-- Begin Provided material --

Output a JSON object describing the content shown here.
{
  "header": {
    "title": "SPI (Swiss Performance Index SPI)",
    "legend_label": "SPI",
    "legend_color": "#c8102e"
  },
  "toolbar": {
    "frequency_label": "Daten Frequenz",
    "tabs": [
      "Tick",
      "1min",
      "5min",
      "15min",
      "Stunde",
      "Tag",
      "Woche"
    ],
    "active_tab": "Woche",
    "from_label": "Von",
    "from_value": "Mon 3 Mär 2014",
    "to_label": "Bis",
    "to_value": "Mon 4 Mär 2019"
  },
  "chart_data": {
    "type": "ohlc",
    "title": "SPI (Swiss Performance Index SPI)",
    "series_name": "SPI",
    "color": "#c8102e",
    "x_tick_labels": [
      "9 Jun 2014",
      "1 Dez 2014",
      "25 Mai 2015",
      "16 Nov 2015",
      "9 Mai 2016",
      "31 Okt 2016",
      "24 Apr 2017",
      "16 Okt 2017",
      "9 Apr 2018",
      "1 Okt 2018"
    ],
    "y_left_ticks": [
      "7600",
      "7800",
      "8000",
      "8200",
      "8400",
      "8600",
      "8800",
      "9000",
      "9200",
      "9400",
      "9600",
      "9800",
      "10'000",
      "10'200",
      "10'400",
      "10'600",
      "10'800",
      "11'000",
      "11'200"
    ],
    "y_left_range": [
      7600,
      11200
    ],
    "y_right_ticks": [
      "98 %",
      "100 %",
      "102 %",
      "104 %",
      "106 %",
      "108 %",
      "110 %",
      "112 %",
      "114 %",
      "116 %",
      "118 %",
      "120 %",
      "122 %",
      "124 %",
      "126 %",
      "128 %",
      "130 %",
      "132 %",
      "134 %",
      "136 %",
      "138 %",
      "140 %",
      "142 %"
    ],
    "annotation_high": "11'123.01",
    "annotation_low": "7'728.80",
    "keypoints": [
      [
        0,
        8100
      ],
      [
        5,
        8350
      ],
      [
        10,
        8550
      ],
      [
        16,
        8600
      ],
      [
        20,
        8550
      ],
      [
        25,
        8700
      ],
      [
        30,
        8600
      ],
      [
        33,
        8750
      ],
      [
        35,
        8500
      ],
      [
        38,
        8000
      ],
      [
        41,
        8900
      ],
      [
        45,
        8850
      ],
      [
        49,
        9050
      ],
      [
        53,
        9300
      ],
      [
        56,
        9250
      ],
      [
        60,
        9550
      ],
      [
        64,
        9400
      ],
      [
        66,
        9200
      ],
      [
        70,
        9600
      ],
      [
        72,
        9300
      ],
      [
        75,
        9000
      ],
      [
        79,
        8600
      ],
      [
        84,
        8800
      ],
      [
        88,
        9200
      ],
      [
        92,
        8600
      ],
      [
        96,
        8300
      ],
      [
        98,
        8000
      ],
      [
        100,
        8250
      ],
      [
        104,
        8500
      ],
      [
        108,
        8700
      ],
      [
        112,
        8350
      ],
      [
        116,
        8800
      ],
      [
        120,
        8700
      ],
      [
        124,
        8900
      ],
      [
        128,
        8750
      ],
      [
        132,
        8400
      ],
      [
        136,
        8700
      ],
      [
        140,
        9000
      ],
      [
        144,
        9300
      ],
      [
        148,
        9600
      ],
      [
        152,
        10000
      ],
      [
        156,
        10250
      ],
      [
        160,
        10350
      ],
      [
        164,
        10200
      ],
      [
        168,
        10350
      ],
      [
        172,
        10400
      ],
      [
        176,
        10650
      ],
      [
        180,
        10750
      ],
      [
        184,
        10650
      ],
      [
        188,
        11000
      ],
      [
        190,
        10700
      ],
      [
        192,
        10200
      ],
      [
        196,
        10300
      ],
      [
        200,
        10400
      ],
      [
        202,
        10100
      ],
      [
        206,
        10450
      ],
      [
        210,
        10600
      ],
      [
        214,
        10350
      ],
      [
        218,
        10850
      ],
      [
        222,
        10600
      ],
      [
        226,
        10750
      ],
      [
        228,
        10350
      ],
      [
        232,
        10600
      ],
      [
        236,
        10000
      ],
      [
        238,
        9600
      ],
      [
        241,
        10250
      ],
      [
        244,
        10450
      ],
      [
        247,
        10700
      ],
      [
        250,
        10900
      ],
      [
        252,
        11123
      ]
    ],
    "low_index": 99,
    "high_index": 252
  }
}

-- End Provided material --

• _Written problem_
Exactly reproduce every line found in the records.

• _Answer to this task_
Output a JSON object describing the content shown here.
{
  "header": {
    "title": "SPI (Swiss Performance Index SPI)",
    "legend_label": "SPI",
    "legend_color": "#c8102e"
  },
  "toolbar": {
    "frequency_label": "Daten Frequenz",
    "tabs": [
      "Tick",
      "1min",
      "5min",
      "15min",
      "Stunde",
      "Tag",
      "Woche"
    ],
    "active_tab": "Woche",
    "from_label": "Von",
    "from_value": "Mon 3 Mär 2014",
    "to_label": "Bis",
    "to_value": "Mon 4 Mär 2019"
  },
  "chart_data": {
    "type": "ohlc",
    "title": "SPI (Swiss Performance Index SPI)",
    "series_name": "SPI",
    "color": "#c8102e",
    "x_tick_labels": [
      "9 Jun 2014",
      "1 Dez 2014",
      "25 Mai 2015",
      "16 Nov 2015",
      "9 Mai 2016",
      "31 Okt 2016",
      "24 Apr 2017",
      "16 Okt 2017",
      "9 Apr 2018",
      "1 Okt 2018"
    ],
    "y_left_ticks": [
      "7600",
      "7800",
      "8000",
      "8200",
      "8400",
      "8600",
      "8800",
      "9000",
      "9200",
      "9400",
      "9600",
      "9800",
      "10'000",
      "10'200",
      "10'400",
      "10'600",
      "10'800",
      "11'000",
      "11'200"
    ],
    "y_left_range": [
      7600,
      11200
    ],
    "y_right_ticks": [
      "98 %",
      "100 %",
      "102 %",
      "104 %",
      "106 %",
      "108 %",
      "110 %",
      "112 %",
      "114 %",
      "116 %",
      "118 %",
      "120 %",
      "122 %",
      "124 %",
      "126 %",
      "128 %",
      "130 %",
      "132 %",
      "134 %",
      "136 %",
      "138 %",
      "140 %",
      "142 %"
    ],
    "annotation_high": "11'123.01",
    "annotation_low": "7'728.80",
    "keypoints": [
      [
        0,
        8100
      ],
      [
        5,
        8350
      ],
      [
        10,
        8550
      ],
      [
        16,
        8600
      ],
      [
        20,
        8550
      ],
      [
        25,
        8700
      ],
      [
        30,
        8600
      ],
      [
        33,
        8750
      ],
      [
        35,
        8500
      ],
      [
        38,
        8000
      ],
      [
        41,
        8900
      ],
      [
        45,
        8850
      ],
      [
        49,
        9050
      ],
      [
        53,
        9300
      ],
      [
        56,
        9250
      ],
      [
        60,
        9550
      ],
      [
        64,
        9400
      ],
      [
        66,
        9200
      ],
      [
        70,
        9600
      ],
      [
        72,
        9300
      ],
      [
        75,
        9000
      ],
      [
        79,
        8600
      ],
      [
        84,
        8800
      ],
      [
        88,
        9200
      ],
      [
        92,
        8600
      ],
      [
        96,
        8300
      ],
      [
        98,
        8000
      ],
      [
        100,
        8250
      ],
      [
        104,
        8500
      ],
      [
        108,
        8700
      ],
      [
        112,
        8350
      ],
      [
        116,
        8800
      ],
      [
        120,
        8700
      ],
      [
        124,
        8900
      ],
      [
        128,
        8750
      ],
      [
        132,
        8400
      ],
      [
        136,
        8700
      ],
      [
        140,
        9000
      ],
      [
        144,
        9300
      ],
      [
        148,
        9600
      ],
      [
        152,
        10000
      ],
      [
        156,
        10250
      ],
      [
        160,
        10350
      ],
      [
        164,
        10200
      ],
      [
        168,
        10350
      ],
      [
        172,
        10400
      ],
      [
        176,
        10650
      ],
      [
        180,
        10750
      ],
      [
        184,
        10650
      ],
      [
        188,
        11000
      ],
      [
        190,
        10700
      ],
      [
        192,
        10200
      ],
      [
        196,
        10300
      ],
      [
        200,
        10400
      ],
      [
        202,
        10100
      ],
      [
        206,
        10450
      ],
      [
        210,
        10600
      ],
      [
        214,
        10350
      ],
      [
        218,
        10850
      ],
      [
        222,
        10600
      ],
      [
        226,
        10750
      ],
      [
        228,
        10350
      ],
      [
        232,
        10600
      ],
      [
        236,
        10000
      ],
      [
        238,
        9600
      ],
      [
        241,
        10250
      ],
      [
        244,
        10450
      ],
      [
        247,
        10700
      ],
      [
        250,
        10900
      ],
      [
        252,
        11123
      ]
    ],
    "low_index": 99,
    "high_index": 252
  }
}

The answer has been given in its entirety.